== BRIEF ==
Using the data below, repeat all of it precisely.
** Begin PROVIDED RECORDS **
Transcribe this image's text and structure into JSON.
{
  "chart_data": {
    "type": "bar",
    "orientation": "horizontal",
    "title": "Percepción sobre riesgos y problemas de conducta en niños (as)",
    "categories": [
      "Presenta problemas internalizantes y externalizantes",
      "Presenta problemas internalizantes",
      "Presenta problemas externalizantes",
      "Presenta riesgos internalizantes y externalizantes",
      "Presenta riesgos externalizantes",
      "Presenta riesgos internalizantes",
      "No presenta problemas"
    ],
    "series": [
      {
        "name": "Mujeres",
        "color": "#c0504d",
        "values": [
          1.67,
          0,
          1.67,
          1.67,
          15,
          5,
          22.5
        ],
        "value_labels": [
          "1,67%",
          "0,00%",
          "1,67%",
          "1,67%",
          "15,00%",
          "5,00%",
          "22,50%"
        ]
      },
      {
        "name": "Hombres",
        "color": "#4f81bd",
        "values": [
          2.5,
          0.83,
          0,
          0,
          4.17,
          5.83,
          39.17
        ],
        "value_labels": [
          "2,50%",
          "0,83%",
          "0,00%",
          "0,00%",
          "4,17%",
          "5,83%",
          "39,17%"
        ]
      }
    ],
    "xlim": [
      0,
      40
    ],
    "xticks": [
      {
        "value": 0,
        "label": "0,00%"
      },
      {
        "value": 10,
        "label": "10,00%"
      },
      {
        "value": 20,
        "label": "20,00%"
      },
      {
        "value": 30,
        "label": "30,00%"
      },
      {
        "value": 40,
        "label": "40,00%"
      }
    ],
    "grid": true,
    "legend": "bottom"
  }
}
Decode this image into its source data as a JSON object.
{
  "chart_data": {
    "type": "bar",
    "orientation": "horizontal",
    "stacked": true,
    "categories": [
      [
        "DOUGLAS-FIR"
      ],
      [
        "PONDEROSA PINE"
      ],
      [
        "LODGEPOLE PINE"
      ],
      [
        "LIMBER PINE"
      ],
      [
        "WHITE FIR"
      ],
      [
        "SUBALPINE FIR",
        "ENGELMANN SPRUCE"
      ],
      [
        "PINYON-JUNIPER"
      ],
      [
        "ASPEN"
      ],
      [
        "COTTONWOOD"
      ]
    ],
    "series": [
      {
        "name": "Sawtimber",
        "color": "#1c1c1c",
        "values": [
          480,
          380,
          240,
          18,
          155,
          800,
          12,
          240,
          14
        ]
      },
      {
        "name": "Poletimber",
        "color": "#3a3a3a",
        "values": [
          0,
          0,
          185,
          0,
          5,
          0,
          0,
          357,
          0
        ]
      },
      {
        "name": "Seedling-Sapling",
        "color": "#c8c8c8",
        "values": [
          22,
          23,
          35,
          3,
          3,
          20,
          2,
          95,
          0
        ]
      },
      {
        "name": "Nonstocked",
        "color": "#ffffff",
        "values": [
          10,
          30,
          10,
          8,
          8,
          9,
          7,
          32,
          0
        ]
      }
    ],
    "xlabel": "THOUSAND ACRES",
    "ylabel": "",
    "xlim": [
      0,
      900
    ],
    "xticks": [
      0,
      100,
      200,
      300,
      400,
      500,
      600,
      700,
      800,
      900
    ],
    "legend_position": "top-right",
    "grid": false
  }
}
** End PROVIDED RECORDS **
== RESULT OF THIS TASK ==
Transcribe this image's text and structure into JSON.
{
  "chart_data": {
    "type": "bar",
    "orientation": "horizontal",
    "title": "Percepción sobre riesgos y problemas de conducta en niños (as)",
    "categories": [
      "Presenta problemas internalizantes y externalizantes",
      "Presenta problemas internalizantes",
      "Presenta problemas externalizantes",
      "Presenta riesgos internalizantes y externalizantes",
      "Presenta riesgos externalizantes",
      "Presenta riesgos internalizantes",
      "No presenta problemas"
    ],
    "series": [
      {
        "name": "Mujeres",
        "color": "#c0504d",
        "values": [
          1.67,
          0,
          1.67,
          1.67,
          15,
          5,
          22.5
        ],
        "value_labels": [
          "1,67%",
          "0,00%",
          "1,67%",
          "1,67%",
          "15,00%",
          "5,00%",
          "22,50%"
        ]
      },
      {
        "name": "Hombres",
        "color": "#4f81bd",
        "values": [
          2.5,
          0.83,
          0,
          0,
          4.17,
          5.83,
          39.17
        ],
        "value_labels": [
          "2,50%",
          "0,83%",
          "0,00%",
          "0,00%",
          "4,17%",
          "5,83%",
          "39,17%"
        ]
      }
    ],
    "xlim": [
      0,
      40
    ],
    "xticks": [
      {
        "value": 0,
        "label": "0,00%"
      },
      {
        "value": 10,
        "label": "10,00%"
      },
      {
        "value": 20,
        "label": "20,00%"
      },
      {
        "value": 30,
        "label": "30,00%"
      },
      {
        "value": 40,
        "label": "40,00%"
      }
    ],
    "grid": true,
    "legend": "bottom"
  }
}
Decode this image into its source data as a JSON object.
{
  "chart_data": {
    "type": "bar",
    "orientation": "horizontal",
    "stacked": true,
    "categories": [
      [
        "DOUGLAS-FIR"
      ],
      [
        "PONDEROSA PINE"
      ],
      [
        "LODGEPOLE PINE"
      ],
      [
        "LIMBER PINE"
      ],
      [
        "WHITE FIR"
      ],
      [
        "SUBALPINE FIR",
        "ENGELMANN SPRUCE"
      ],
      [
        "PINYON-JUNIPER"
      ],
      [
        "ASPEN"
      ],
      [
        "COTTONWOOD"
      ]
    ],
    "series": [
      {
        "name": "Sawtimber",
        "color": "#1c1c1c",
        "values": [
          480,
          380,
          240,
          18,
          155,
          800,
          12,
          240,
          14
        ]
      },
      {
        "name": "Poletimber",
        "color": "#3a3a3a",
        "values": [
          0,
          0,
          185,
          0,
          5,
          0,
          0,
          357,
          0
        ]
      },
      {
        "name": "Seedling-Sapling",
        "color": "#c8c8c8",
        "values": [
          22,
          23,
          35,
          3,
          3,
          20,
          2,
          95,
          0
        ]
      },
      {
        "name": "Nonstocked",
        "color": "#ffffff",
        "values": [
          10,
          30,
          10,
          8,
          8,
          9,
          7,
          32,
          0
        ]
      }
    ],
    "xlabel": "THOUSAND ACRES",
    "ylabel": "",
    "xlim": [
      0,
      900
    ],
    "xticks": [
      0,
      100,
      200,
      300,
      400,
      500,
      600,
      700,
      800,
      900
    ],
    "legend_position": "top-right",
    "grid": false
  }
}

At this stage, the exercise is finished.